El 3 de abril de 1875 (unos meses antes de fundar la Sociedad Teosófica) Blavatsky se casó con Michael C. Betanelly quien era un importador de Georgia que vivía en Filadelfia.
La boda fue dirigida por el reverendo William H. Furness en la Primera Iglesia Unitaria de Filadelfia.
Blavatsky aceptó ese matrimonio después de que su pretendiente insistió mucho y él estuvo de acuerdo en que ella podía conservar su nombre y su independencia, y que era solo un matrimonio nominal.
El coronel Olcott estaba asombrado por la decisión de Blavatsky quien más tarde le dijo que esa situación era el resultado de complicaciones kármicas de vidas pasadas.
A finales de junio de 1875 Blavatsky se alejó del Sr. Betanelly quien después de unos meses solicitó el divorcio, el cual finalmente se otorgó el 25 de mayo de 1878, en el que William Judge actuó como abogado de Blavatsky.
TESTIMONIO DE HENRY OLCOTT
El coronel Olcott en su libro "Las Hojas de un Viejo Diario I" comentó lo siguiente sobre ese segundo matrimonio:
« Puesto que he hablado del Sr. B., debo a la memoria de H.P.B. la obligación de decir cual fue con exactitud la naturaleza de sus relaciones con él.
Se ha insinuado que no tenían nada de muy honradas y que eso era un misterio, que más valía no sondear. Pero esto es como todo el resto de los numerosos y malvados rumores que han corrido acerca de ella.
Ahora H.P.B. ya ha muerto y está fuera del alcance de los juicios del mundo y de los esfuerzos de los calumniadores, pero a juzgar por mí mismo, todos aquellos que aman su recuerdo, estarán satisfechos al saber la verdad, de boca de uno de los raros amigos que la supo.
Hela aquí: una de mis cartas de Chittenden al Daily Graphis interesó a este señor B., súbdito ruso, y lo decidió a escribirme a Filadelfia para manifestarme su vivo deseo de ver a mi colega y hablar del espiritismo.
H.P.B. no tuvo inconveniente y él vino a verla a Nueva York hacia fines del 1875. Nacieron en él inmediatamente muy vivos sentimientos de admiración que expresó primero verbalmente, y después por carta a ella y a mí.
Ella lo rechazó resueltamente cuando vio que aquello tendía al casamiento y se disgustó de su insistencia. Pero esto no hizo más que aumentar el entusiasmo del Sr. B. y por fin amenazó con matarse si ella no aceptaba su mano.
Mientras tanto, y antes de este momento crítico, ella había ido a Filadelfia, donde habitaba en el mismo hotel que él y recibía sus visitas cotidianas.
Él juraba por todos los dioses que no pretendía más que el honor de protegerla; que su único sentimiento era una adoración desinteresada hacia su grandeza intelectual y que jamás reclamaría sus derechos de marido.
En fin, la atormentó tanto que un buen día – en que ella me hizo el efecto de estar loca– terminó por aceptar su palabra y consintió en ser aparentemente su mujer; sin embargo con la condición de que ella conservaría su nombre y la perfecta libertad de que siempre había disfrutado.

[Registros de anotación de regiones]
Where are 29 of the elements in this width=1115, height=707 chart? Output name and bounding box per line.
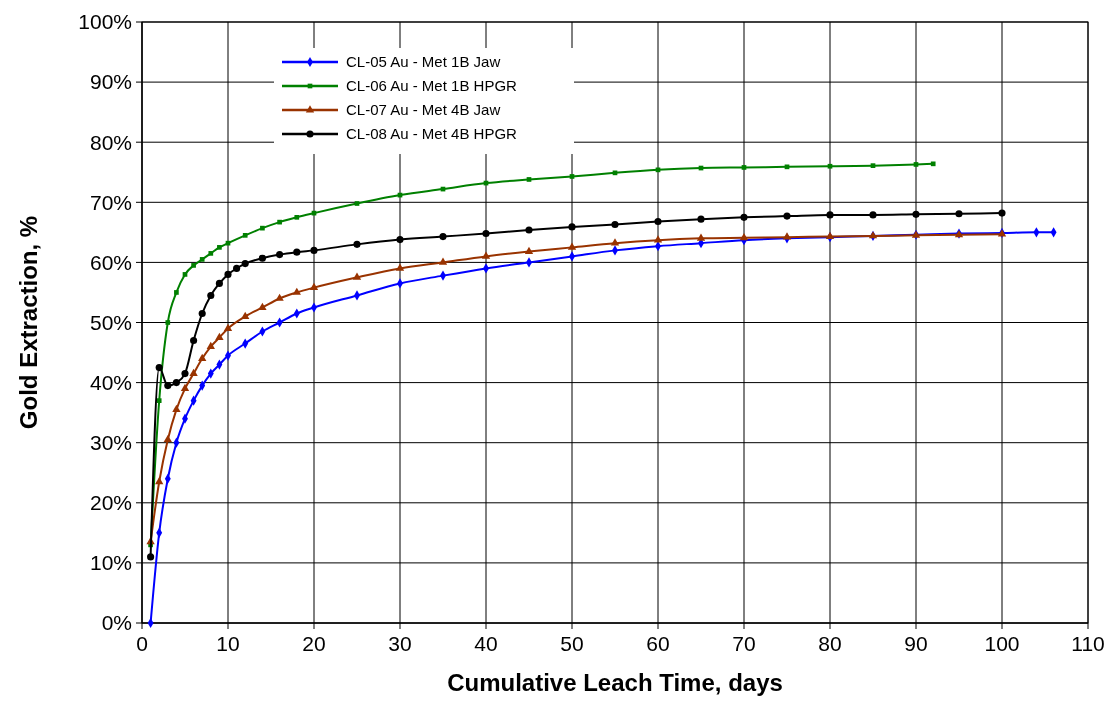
x-axis-title: Cumulative Leach Time, days (447, 669, 783, 696)
x-tick-label: 60 (646, 632, 670, 655)
y-tick-label: 30% (89, 431, 132, 455)
y-axis-title: Gold Extraction, % (15, 215, 42, 430)
legend-label: CL-08 Au - Met 4B HPGR (346, 125, 518, 143)
y-tick-label: 40% (89, 370, 132, 394)
y-tick-label: 50% (89, 310, 132, 334)
y-tick-label: 10% (89, 551, 132, 575)
x-tick-label: 80 (818, 632, 842, 655)
x-tick-label: 110 (1071, 632, 1105, 655)
legend-label: CL-06 Au - Met 1B HPGR (346, 77, 518, 95)
x-tick-label: 30 (388, 632, 412, 655)
x-tick-label: 70 (732, 632, 756, 655)
x-tick-label: 10 (216, 632, 240, 655)
y-tick-label: 60% (89, 250, 132, 274)
x-tick-label: 100 (984, 632, 1020, 655)
legend-label: CL-07 Au - Met 4B Jaw (346, 101, 501, 119)
legend-label: CL-05 Au - Met 1B Jaw (346, 53, 501, 71)
y-tick-label: 20% (89, 491, 132, 515)
x-tick-label: 20 (302, 632, 326, 655)
y-tick-label: 70% (89, 190, 132, 214)
y-tick-label: 0% (101, 611, 132, 635)
x-tick-label: 40 (474, 632, 498, 655)
x-tick-label: 90 (904, 632, 928, 655)
y-tick-label: 80% (89, 130, 132, 154)
y-tick-label: 90% (89, 70, 132, 94)
x-tick-label: 50 (560, 632, 584, 655)
y-tick-label: 100% (78, 10, 132, 34)
x-tick-label: 0 (136, 632, 148, 655)
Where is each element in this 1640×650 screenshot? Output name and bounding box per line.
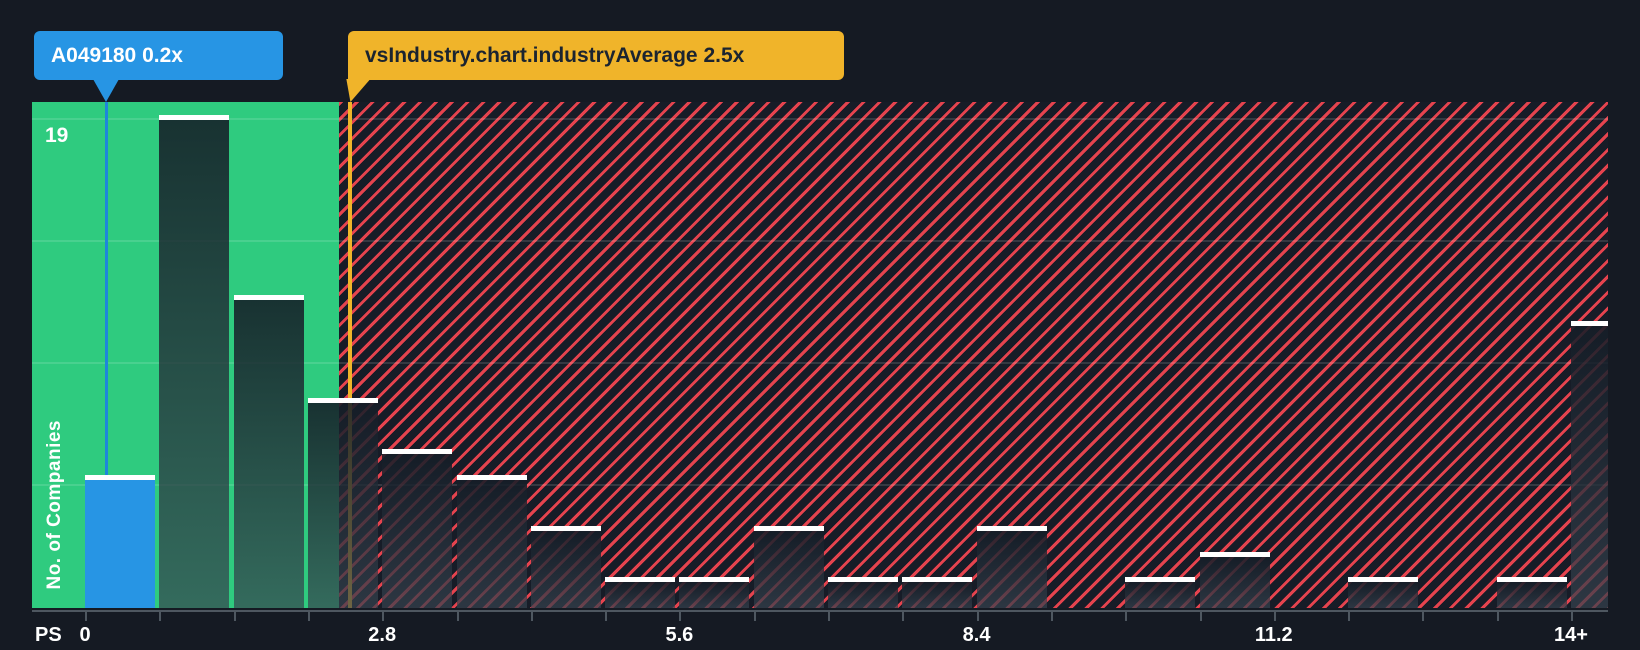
histogram-bar[interactable]: [530, 525, 601, 608]
histogram-bar[interactable]: [382, 448, 453, 608]
bar-top-cap: [1496, 577, 1567, 583]
histogram-bar[interactable]: [902, 577, 973, 608]
histogram-bar[interactable]: [456, 474, 527, 608]
histogram-bar[interactable]: [1199, 551, 1270, 608]
company-histogram-bar[interactable]: [85, 474, 155, 608]
x-axis-tick: [456, 612, 459, 621]
x-axis-tick: [1199, 612, 1202, 621]
x-axis-tick: [530, 612, 533, 621]
x-axis-tick: [753, 612, 756, 621]
histogram-bar[interactable]: [233, 294, 304, 608]
plot-area: 19 No. of Companies: [32, 102, 1608, 608]
histogram-bar[interactable]: [679, 577, 750, 608]
x-axis-label: 8.4: [962, 624, 991, 646]
company-tooltip: A049180 0.2x: [34, 31, 283, 80]
x-axis-tick: [1273, 612, 1276, 621]
x-axis-tick: [902, 612, 905, 621]
x-axis-tick: [382, 612, 385, 621]
histogram-bar[interactable]: [976, 525, 1047, 608]
x-axis-label: 11.2: [1254, 624, 1293, 646]
bar-top-cap: [1348, 577, 1419, 583]
bar-top-cap: [1199, 551, 1270, 557]
histogram-bar[interactable]: [1496, 577, 1567, 608]
gridline: [32, 240, 1608, 243]
bar-top-cap: [679, 577, 750, 583]
industry-average-line: [348, 102, 353, 608]
x-axis-tick: [1348, 612, 1351, 621]
histogram-bar[interactable]: [1571, 320, 1608, 608]
company-tooltip-label: A049180 0.2x: [51, 44, 183, 67]
bar-top-cap: [1571, 320, 1608, 326]
histogram-bar[interactable]: [1125, 577, 1196, 608]
x-axis-tick: [1050, 612, 1053, 621]
x-axis-tick: [159, 612, 162, 621]
histogram-bar[interactable]: [605, 577, 676, 608]
gridline: [32, 362, 1608, 365]
x-axis-tick: [1422, 612, 1425, 621]
x-axis-label: 14+: [1553, 624, 1588, 646]
bar-top-cap: [530, 525, 601, 531]
x-axis-tick: [605, 612, 608, 621]
x-axis-tick: [679, 612, 682, 621]
x-axis-unit-label: PS: [35, 624, 62, 646]
bar-top-cap: [456, 474, 527, 480]
x-axis-tick: [1125, 612, 1128, 621]
x-axis-tick: [307, 612, 310, 621]
bar-top-cap: [828, 577, 898, 583]
bar-top-cap: [85, 474, 155, 480]
industry-tooltip-label: vsIndustry.chart.industryAverage 2.5x: [365, 44, 745, 67]
histogram-bar[interactable]: [753, 525, 824, 608]
x-axis-line: [32, 610, 1608, 612]
bar-top-cap: [1125, 577, 1196, 583]
histogram-bar[interactable]: [1348, 577, 1419, 608]
histogram-bar[interactable]: [159, 115, 230, 608]
x-axis-label: 0: [79, 624, 91, 646]
x-axis-tick: [828, 612, 830, 621]
bar-top-cap: [382, 448, 453, 454]
x-axis-tick: [1571, 612, 1573, 621]
y-axis-max-label: 19: [45, 124, 69, 147]
above-average-zone: [339, 102, 1608, 608]
bar-top-cap: [753, 525, 824, 531]
gridline: [32, 118, 1608, 121]
bar-top-cap: [605, 577, 676, 583]
x-axis-label: 2.8: [368, 624, 397, 646]
company-marker-line: [104, 102, 108, 475]
bar-top-cap: [159, 115, 230, 121]
industry-tooltip: vsIndustry.chart.industryAverage 2.5x: [348, 31, 845, 80]
gridline: [32, 484, 1608, 487]
industry-tooltip-pointer: [346, 79, 371, 102]
y-axis-title: No. of Companies: [44, 420, 65, 590]
bar-top-cap: [307, 397, 378, 403]
x-axis-label: 5.6: [665, 624, 694, 646]
x-axis-tick: [233, 612, 236, 621]
company-tooltip-pointer: [93, 79, 120, 102]
histogram-bar[interactable]: [828, 577, 898, 608]
x-axis-tick: [976, 612, 979, 621]
histogram-bar[interactable]: [307, 397, 378, 608]
x-axis-tick: [1496, 612, 1499, 621]
bar-top-cap: [902, 577, 973, 583]
bar-top-cap: [233, 294, 304, 300]
x-axis-tick: [85, 612, 87, 621]
bar-top-cap: [976, 525, 1047, 531]
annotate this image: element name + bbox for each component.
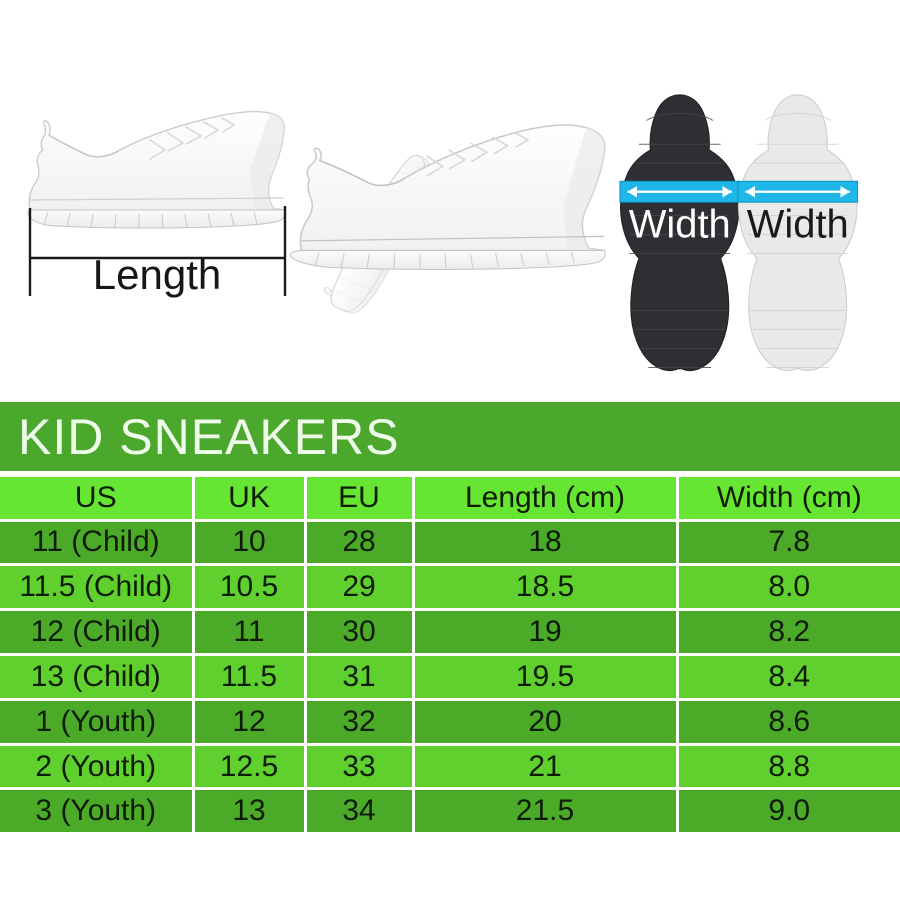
svg-text:Length: Length (93, 251, 221, 298)
svg-text:Width: Width (629, 202, 731, 246)
svg-text:Width: Width (747, 202, 849, 246)
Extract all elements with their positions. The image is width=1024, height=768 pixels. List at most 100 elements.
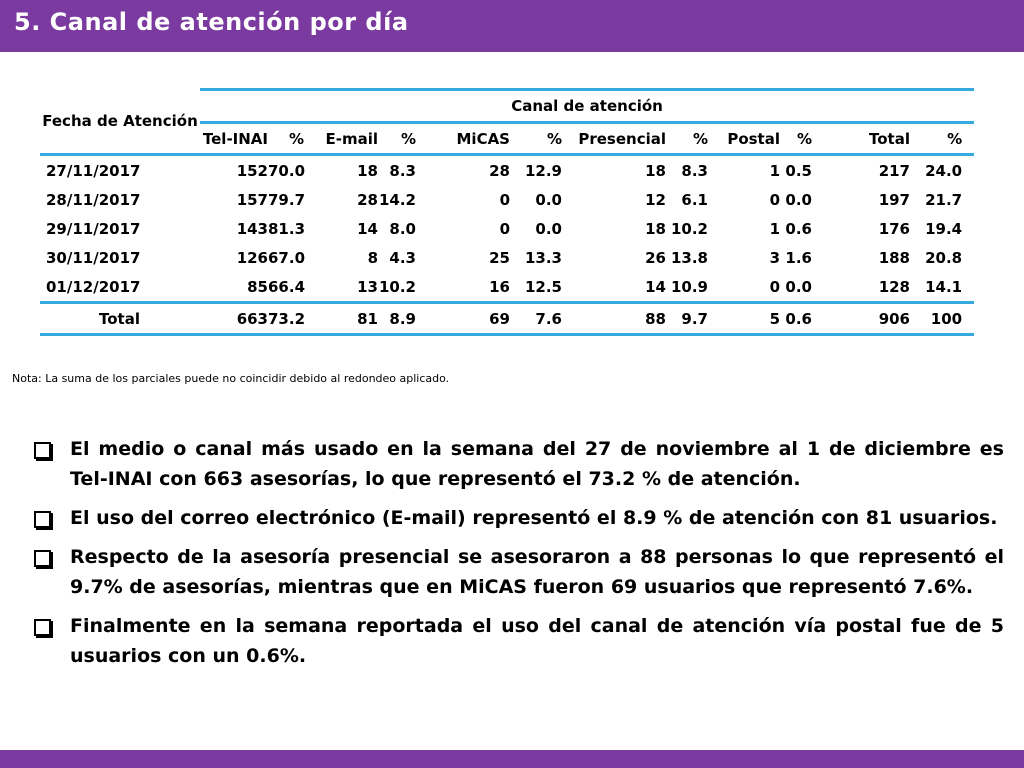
total-cell: 69 <box>428 301 510 336</box>
table-cell: 28 <box>357 190 378 209</box>
table-cell: 16 <box>489 277 510 296</box>
table-cell: 217 <box>878 161 910 180</box>
table-cell: 19.4 <box>925 219 963 238</box>
table-cell: 0 <box>499 190 510 209</box>
table-cell: 8 <box>367 248 378 267</box>
total-cell: 88 <box>574 301 666 336</box>
table-cell: 12 <box>645 190 666 209</box>
date-cell: 28/11/2017 <box>46 190 141 209</box>
bullet-item: Finalmente en la semana reportada el uso… <box>34 611 1004 671</box>
column-header: Postal <box>720 121 780 156</box>
total-cell: 5 <box>720 301 780 336</box>
table-cell: 10.2 <box>378 277 416 296</box>
table-cell: 143 <box>236 219 268 238</box>
total-cell: 81 <box>316 301 378 336</box>
bullet-list: El medio o canal más usado en la semana … <box>34 434 1004 680</box>
checkbox-bullet-icon <box>34 442 51 459</box>
table-cell: 10.9 <box>670 277 708 296</box>
table-cell: 28 <box>489 161 510 180</box>
table-cell: 1 <box>769 161 780 180</box>
total-label: Total <box>40 301 200 336</box>
footer-bar <box>0 750 1024 768</box>
total-cell: 100 <box>910 301 975 336</box>
table-cell: 0.6 <box>785 219 812 238</box>
rounding-note: Nota: La suma de los parciales puede no … <box>12 372 450 385</box>
table-cell: 197 <box>878 190 910 209</box>
date-cell: 27/11/2017 <box>46 161 141 180</box>
table-cell: 8.3 <box>389 161 416 180</box>
channel-group-header: Canal de atención <box>200 88 975 123</box>
table-cell: 3 <box>769 248 780 267</box>
total-cell: 73.2 <box>268 301 316 336</box>
total-row: Total 663 73.2 81 8.9 69 7.6 88 9.7 5 0.… <box>40 301 975 336</box>
table-cell: 0.0 <box>535 190 562 209</box>
table-cell: 157 <box>236 190 268 209</box>
table-cell: 1 <box>769 219 780 238</box>
bullet-item: Respecto de la asesoría presencial se as… <box>34 542 1004 602</box>
total-cell: 0.6 <box>780 301 824 336</box>
column-header: % <box>780 121 824 156</box>
table-cell: 176 <box>878 219 910 238</box>
table-cell: 0.5 <box>785 161 812 180</box>
table-cell: 8.3 <box>681 161 708 180</box>
bullet-text: El uso del correo electrónico (E-mail) r… <box>70 507 998 529</box>
table-cell: 0.0 <box>785 277 812 296</box>
total-cell: 8.9 <box>378 301 428 336</box>
slide-title: 5. Canal de atención por día <box>14 8 409 36</box>
checkbox-bullet-icon <box>34 550 51 567</box>
total-cell: 7.6 <box>510 301 574 336</box>
table-body: 27/11/2017 152 70.0 18 8.3 28 12.9 18 8.… <box>40 155 975 336</box>
table-cell: 18 <box>645 161 666 180</box>
table-cell: 10.2 <box>670 219 708 238</box>
table-cell: 8.0 <box>389 219 416 238</box>
bullet-text: Finalmente en la semana reportada el uso… <box>70 615 1004 667</box>
table-cell: 0 <box>769 190 780 209</box>
table-cell: 21.7 <box>925 190 963 209</box>
table-cell: 13 <box>357 277 378 296</box>
table-cell: 81.3 <box>268 219 306 238</box>
table-cell: 25 <box>489 248 510 267</box>
bullet-text: Respecto de la asesoría presencial se as… <box>70 546 1004 598</box>
table-cell: 14 <box>357 219 378 238</box>
table-cell: 24.0 <box>925 161 963 180</box>
attention-table-container: Fecha de Atención Canal de atención Tel-… <box>40 88 975 336</box>
table-cell: 12.9 <box>524 161 562 180</box>
table-cell: 14.1 <box>925 277 963 296</box>
column-header: Presencial <box>574 121 666 156</box>
table-cell: 70.0 <box>268 161 306 180</box>
table-cell: 12.5 <box>524 277 562 296</box>
table-cell: 13.8 <box>670 248 708 267</box>
table-cell: 188 <box>878 248 910 267</box>
date-cell: 30/11/2017 <box>46 248 141 267</box>
date-cell: 29/11/2017 <box>46 219 141 238</box>
column-header: Tel-INAI <box>200 121 268 156</box>
table-cell: 18 <box>645 219 666 238</box>
table-cell: 0 <box>769 277 780 296</box>
date-column-header: Fecha de Atención <box>40 89 200 156</box>
total-cell: 9.7 <box>666 301 720 336</box>
total-cell: 906 <box>824 301 910 336</box>
checkbox-bullet-icon <box>34 511 51 528</box>
table-row: 01/12/2017 85 66.4 13 10.2 16 12.5 14 10… <box>40 272 974 303</box>
table-cell: 6.1 <box>681 190 708 209</box>
table-cell: 126 <box>236 248 268 267</box>
table-cell: 1.6 <box>785 248 812 267</box>
column-header: % <box>510 121 574 156</box>
table-cell: 0.0 <box>535 219 562 238</box>
table-cell: 66.4 <box>268 277 306 296</box>
table-cell: 152 <box>236 161 268 180</box>
table-cell: 20.8 <box>925 248 963 267</box>
table-row: 29/11/2017 143 81.3 14 8.0 0 0.0 18 10.2… <box>40 214 974 243</box>
bullet-item: El medio o canal más usado en la semana … <box>34 434 1004 494</box>
table-row: 28/11/2017 157 79.7 28 14.2 0 0.0 12 6.1… <box>40 185 974 214</box>
table-cell: 18 <box>357 161 378 180</box>
table-row: 30/11/2017 126 67.0 8 4.3 25 13.3 26 13.… <box>40 243 974 272</box>
header-bar: 5. Canal de atención por día <box>0 0 1024 52</box>
table-cell: 128 <box>878 277 910 296</box>
column-header: % <box>910 121 975 156</box>
column-header: E-mail <box>316 121 378 156</box>
bullet-item: El uso del correo electrónico (E-mail) r… <box>34 503 1004 533</box>
table-cell: 13.3 <box>524 248 562 267</box>
bullet-text: El medio o canal más usado en la semana … <box>70 438 1004 490</box>
table-cell: 67.0 <box>268 248 306 267</box>
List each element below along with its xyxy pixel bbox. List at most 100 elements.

» **Consignas**
(1) Cita del texto sobre el matrimonio de Blavatsky el fragmento que empieza en "Blavatsky aceptó ese" y termina en "relaciones con él.".
(2) Según el texto sobre el matrimonio de Blavatsky, ¿por qué aceptó ella casarse con el Sr. Betanelly? Responde en una a tres oraciones.
(3) Prosigue el texto sobre el matrimonio de Blavatsky a partir de su última oración.
Los registros proceden de una fuente distinta.

» **Problemas resueltos**
(1)
Blavatsky aceptó ese matrimonio después de que su pretendiente insistió mucho y él estuvo de acuerdo en que ella podía conservar su nombre y su independencia, y que era solo un matrimonio nominal.
El coronel Olcott estaba asombrado por la decisión de Blavatsky quien más tarde le dijo que esa situación era el resultado de complicaciones kármicas de vidas pasadas.
A finales de junio de 1875 Blavatsky se alejó del Sr. Betanelly quien después de unos meses solicitó el divorcio, el cual finalmente se otorgó el 25 de mayo de 1878, en el que William Judge actuó como abogado de Blavatsky.
TESTIMONIO DE HENRY OLCOTT
El coronel Olcott en su libro "Las Hojas de un Viejo Diario I" comentó lo siguiente sobre ese segundo matrimonio:
« Puesto que he hablado del Sr. B., debo a la memoria de H.P.B. la obligación de decir cual fue con exactitud la naturaleza de sus relaciones con él.

(2) Blavatsky aceptó porque su pretendiente insistió mucho y llegó a amenazar con matarse si ella no aceptaba su mano. Además, él se comprometió a que ella conservara su nombre y su independencia, y a que fuera solo un matrimonio nominal.

(3)
Fueron, pues, muy legalmente unidos por un respetable clérigo unitario de Filadelfia, y transportaron sus penates a una casita de la calle Samson en donde me recibieron cuando hice mi segunda visita a Filadelfia, después de la publicación de mi libro.
En realidad, la ceremonia tuvo lugar durante mi residencia en la casa, pero no fui testigo de ella. Los vi a su vuelta de casa del sacerdote, después del casamiento.
Cuando al hallarme a solas con H.P.B. le expresé mi estupefacción, y que yo consideraba como una perfecta tontería suya ese casamiento con un hombre más joven que ella, muy inferior desde el punto de vista intelectual y que además no podría nunca serle una agradable compañía –sin hablar de sus escasos medios, pues él no había aún organizado sus negocios–.
H.P.B. me respondió que era una desgracia inevitable. Que sus suertes estaban momentáneamente ligadas por un Karma inexorable y que esta unión sería para ella una penitencia por su terrible orgullo y su carácter combativo, los cuales retardaban su evolución espiritual.
Y que en cuanto al joven, no sufriría por ello mucho tiempo. El resultado inevitable fue una pronta separación. Al cabo de pocos meses, el marido olvidó sus promesas de desinterés y se transformó, con amargo disgusto de su mujer, en un amante exigente.
Blavatsky se enfermó gravemente
En junio, H.P.B. cayó peligrosamente enferma como consecuencia de una caída que sufrió en Nueva York el invierno anterior y por la que se había estropeado una rodilla en la acera.
Resultó de eso una violenta inflamación del periostio y la gangrena de una parte de la pierna.
H.P.B. abandonó definitivamente a su marido inmediatamente después de su curación (la que se produjo en una noche de manera casi milagrosa, después que un eminente cirujano hubo declarado la necesidad de dejarse practicar la amputación o morir).
Después de varios meses, cuando el marido vio que ella no volvería más y que sus negocios estaban bastante afectados por su negligencia, se entendió con un abogado y pidió el divorcio por abandono.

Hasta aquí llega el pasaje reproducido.